• _Problem details_
Scan the material below for the string "Sessão", and copy every line where it shows up.

(begin)

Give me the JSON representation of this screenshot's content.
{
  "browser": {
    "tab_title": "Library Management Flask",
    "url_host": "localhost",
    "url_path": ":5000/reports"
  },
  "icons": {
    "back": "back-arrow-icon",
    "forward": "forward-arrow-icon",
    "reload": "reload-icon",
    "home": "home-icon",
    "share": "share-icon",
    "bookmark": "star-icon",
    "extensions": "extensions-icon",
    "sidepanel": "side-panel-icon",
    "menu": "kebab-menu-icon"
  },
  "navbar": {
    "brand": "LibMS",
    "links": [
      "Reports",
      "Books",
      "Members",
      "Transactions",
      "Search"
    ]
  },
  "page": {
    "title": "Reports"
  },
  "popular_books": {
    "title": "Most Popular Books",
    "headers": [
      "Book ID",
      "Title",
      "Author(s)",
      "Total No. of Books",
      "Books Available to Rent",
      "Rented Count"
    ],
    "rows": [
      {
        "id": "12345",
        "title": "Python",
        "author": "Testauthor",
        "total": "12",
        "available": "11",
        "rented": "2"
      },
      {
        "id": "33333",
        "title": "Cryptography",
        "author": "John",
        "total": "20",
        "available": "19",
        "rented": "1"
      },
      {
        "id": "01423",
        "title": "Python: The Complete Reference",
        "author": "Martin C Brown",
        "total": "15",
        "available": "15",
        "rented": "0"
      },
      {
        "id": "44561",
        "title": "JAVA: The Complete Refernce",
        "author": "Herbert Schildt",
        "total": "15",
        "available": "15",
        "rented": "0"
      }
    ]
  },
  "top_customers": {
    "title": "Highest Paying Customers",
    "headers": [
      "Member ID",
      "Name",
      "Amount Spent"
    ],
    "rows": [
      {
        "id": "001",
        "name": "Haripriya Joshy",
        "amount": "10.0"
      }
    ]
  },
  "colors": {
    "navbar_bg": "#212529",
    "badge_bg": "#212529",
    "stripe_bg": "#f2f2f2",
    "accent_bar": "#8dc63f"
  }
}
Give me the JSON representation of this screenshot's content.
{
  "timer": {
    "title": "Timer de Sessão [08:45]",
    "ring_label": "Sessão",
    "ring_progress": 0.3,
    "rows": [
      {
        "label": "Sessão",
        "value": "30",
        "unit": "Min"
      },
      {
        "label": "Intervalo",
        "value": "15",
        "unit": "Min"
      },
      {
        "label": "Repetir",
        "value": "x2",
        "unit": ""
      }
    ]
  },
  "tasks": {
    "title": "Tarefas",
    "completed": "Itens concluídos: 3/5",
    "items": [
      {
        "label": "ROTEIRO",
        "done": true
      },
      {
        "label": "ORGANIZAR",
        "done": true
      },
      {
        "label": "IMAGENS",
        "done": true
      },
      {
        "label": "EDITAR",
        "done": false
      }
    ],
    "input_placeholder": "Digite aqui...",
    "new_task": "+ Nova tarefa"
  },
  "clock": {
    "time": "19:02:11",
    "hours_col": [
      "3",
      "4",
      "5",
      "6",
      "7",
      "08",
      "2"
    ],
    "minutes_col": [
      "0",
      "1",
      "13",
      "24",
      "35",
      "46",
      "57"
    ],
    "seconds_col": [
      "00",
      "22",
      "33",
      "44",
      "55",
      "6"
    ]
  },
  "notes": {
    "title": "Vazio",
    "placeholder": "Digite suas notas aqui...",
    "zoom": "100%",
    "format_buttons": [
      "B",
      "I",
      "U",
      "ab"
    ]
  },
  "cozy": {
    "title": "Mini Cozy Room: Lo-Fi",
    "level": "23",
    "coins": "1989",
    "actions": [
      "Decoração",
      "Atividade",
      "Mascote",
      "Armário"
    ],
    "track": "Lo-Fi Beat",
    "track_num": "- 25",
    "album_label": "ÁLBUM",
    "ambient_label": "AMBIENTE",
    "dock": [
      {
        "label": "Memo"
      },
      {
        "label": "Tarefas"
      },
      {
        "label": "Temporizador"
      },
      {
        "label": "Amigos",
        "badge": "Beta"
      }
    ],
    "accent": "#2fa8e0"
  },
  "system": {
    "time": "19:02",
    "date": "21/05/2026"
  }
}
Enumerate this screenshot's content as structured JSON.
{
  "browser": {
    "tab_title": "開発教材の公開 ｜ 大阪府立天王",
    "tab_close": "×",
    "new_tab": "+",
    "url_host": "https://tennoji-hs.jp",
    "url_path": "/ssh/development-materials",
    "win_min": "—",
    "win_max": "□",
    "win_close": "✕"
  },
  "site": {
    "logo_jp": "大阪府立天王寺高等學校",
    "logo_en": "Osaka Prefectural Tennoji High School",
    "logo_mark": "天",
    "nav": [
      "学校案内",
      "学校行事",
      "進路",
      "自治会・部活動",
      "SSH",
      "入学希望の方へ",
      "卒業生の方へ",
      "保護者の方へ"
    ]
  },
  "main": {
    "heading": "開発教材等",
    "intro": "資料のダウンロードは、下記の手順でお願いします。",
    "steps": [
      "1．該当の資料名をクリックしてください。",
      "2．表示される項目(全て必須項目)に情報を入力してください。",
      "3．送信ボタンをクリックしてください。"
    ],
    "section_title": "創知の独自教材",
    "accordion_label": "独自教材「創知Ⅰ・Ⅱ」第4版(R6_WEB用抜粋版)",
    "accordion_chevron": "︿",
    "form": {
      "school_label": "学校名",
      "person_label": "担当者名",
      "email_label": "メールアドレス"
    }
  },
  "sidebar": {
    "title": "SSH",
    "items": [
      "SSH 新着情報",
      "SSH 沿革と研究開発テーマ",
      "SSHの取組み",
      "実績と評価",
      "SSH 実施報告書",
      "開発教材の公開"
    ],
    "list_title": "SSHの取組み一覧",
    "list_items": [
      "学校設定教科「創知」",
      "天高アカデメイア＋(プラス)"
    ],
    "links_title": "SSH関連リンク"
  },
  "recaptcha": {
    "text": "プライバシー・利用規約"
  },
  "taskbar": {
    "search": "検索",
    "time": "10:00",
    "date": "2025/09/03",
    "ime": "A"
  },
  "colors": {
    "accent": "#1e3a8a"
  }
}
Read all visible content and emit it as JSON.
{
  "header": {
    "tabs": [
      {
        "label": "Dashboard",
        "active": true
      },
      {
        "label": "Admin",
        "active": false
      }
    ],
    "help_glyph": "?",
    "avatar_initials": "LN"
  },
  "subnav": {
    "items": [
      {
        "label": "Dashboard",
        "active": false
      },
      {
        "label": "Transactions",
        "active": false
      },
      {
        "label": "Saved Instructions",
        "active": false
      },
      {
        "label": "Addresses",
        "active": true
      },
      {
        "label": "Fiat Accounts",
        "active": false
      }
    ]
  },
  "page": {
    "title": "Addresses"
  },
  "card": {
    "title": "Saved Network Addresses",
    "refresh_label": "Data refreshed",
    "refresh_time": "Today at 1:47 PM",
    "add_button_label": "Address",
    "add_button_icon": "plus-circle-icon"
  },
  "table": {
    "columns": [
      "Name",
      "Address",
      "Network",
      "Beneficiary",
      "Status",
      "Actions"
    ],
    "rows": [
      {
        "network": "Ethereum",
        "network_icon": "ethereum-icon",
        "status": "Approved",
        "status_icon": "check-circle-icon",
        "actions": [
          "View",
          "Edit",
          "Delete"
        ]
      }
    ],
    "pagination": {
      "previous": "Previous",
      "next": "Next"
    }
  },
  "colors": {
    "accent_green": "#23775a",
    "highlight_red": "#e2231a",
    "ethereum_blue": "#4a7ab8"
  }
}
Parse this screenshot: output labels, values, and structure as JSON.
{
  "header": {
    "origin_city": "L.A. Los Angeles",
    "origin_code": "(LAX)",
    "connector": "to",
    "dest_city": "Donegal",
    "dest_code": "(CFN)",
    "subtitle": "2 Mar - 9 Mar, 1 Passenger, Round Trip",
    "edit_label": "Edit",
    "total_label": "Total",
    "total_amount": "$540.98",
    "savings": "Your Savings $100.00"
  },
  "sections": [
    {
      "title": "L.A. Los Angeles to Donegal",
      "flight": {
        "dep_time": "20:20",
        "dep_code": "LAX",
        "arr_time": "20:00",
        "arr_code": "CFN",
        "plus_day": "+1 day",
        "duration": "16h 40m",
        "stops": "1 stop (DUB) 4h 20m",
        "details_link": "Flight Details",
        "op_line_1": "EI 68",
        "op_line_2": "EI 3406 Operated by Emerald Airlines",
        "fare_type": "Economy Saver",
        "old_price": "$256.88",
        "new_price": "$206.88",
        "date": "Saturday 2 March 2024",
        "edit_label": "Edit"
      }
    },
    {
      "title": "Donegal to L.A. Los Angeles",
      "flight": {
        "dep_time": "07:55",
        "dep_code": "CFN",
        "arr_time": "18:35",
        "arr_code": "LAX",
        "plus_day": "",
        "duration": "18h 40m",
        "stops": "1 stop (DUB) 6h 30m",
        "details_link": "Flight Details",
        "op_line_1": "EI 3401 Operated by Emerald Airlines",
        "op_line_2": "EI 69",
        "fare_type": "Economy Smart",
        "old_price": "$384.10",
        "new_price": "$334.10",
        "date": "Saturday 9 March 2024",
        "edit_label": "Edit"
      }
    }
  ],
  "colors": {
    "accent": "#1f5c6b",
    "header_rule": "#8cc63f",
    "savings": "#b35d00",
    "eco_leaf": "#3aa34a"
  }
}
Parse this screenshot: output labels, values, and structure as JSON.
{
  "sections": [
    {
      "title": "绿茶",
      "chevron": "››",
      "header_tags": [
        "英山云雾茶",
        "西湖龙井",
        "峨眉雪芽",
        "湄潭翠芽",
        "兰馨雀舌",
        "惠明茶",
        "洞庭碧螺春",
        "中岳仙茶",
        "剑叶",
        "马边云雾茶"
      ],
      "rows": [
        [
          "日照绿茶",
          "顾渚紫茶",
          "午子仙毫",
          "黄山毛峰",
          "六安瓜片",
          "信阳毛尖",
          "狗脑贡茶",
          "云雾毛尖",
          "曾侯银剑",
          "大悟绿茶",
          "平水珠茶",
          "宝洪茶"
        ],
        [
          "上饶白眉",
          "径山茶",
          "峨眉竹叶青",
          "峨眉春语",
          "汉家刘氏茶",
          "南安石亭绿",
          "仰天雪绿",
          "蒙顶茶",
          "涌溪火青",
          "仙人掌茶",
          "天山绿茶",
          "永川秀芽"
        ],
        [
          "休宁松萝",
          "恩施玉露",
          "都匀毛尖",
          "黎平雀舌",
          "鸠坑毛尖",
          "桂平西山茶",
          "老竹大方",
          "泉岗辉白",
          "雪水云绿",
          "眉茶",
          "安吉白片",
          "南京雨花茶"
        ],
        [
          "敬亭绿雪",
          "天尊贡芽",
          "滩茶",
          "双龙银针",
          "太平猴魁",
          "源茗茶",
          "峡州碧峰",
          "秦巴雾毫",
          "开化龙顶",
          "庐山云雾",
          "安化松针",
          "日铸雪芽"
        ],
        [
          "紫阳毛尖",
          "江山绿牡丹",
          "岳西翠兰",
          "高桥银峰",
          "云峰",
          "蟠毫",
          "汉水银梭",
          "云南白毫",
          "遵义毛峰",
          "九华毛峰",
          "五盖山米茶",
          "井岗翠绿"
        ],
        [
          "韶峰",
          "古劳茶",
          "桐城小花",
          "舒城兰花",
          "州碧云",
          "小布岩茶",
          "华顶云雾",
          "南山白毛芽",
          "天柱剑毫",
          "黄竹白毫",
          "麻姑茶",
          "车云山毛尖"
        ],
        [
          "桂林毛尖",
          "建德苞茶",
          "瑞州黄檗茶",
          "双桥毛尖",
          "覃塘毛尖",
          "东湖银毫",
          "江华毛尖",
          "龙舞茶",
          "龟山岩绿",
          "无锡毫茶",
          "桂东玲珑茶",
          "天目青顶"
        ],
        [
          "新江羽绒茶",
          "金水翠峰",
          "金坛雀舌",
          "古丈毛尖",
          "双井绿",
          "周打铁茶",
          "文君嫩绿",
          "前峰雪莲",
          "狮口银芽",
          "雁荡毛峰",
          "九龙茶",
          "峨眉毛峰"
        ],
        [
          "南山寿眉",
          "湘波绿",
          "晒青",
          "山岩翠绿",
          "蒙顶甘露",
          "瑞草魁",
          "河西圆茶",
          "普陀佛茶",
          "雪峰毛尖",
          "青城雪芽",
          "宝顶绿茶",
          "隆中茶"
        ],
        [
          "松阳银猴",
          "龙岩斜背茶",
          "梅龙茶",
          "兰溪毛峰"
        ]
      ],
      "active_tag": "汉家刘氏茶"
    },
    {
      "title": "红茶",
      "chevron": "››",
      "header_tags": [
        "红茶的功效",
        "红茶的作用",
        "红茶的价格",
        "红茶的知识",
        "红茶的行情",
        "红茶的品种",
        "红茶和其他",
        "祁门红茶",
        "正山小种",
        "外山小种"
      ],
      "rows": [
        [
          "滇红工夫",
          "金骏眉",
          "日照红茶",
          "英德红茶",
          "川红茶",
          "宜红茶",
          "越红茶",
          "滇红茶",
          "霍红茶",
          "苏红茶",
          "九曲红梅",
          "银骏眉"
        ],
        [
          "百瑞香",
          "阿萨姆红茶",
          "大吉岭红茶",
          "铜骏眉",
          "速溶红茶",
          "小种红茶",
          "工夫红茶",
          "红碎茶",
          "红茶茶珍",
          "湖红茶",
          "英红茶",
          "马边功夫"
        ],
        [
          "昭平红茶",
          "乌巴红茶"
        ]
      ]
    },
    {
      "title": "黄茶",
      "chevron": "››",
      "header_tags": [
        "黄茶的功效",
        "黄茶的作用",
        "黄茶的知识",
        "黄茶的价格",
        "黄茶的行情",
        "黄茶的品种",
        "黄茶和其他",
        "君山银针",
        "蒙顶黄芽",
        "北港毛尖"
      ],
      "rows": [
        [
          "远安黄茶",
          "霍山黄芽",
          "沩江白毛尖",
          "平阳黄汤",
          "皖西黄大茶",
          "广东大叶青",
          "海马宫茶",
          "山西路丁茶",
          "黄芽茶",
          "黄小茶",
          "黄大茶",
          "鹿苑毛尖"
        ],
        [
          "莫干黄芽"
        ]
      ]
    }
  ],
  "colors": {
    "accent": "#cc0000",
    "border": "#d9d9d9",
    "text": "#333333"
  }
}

(end)

• _Problem solution_
    "title": "Timer de Sessão [08:45]",
    "ring_label": "Sessão",
        "label": "Sessão",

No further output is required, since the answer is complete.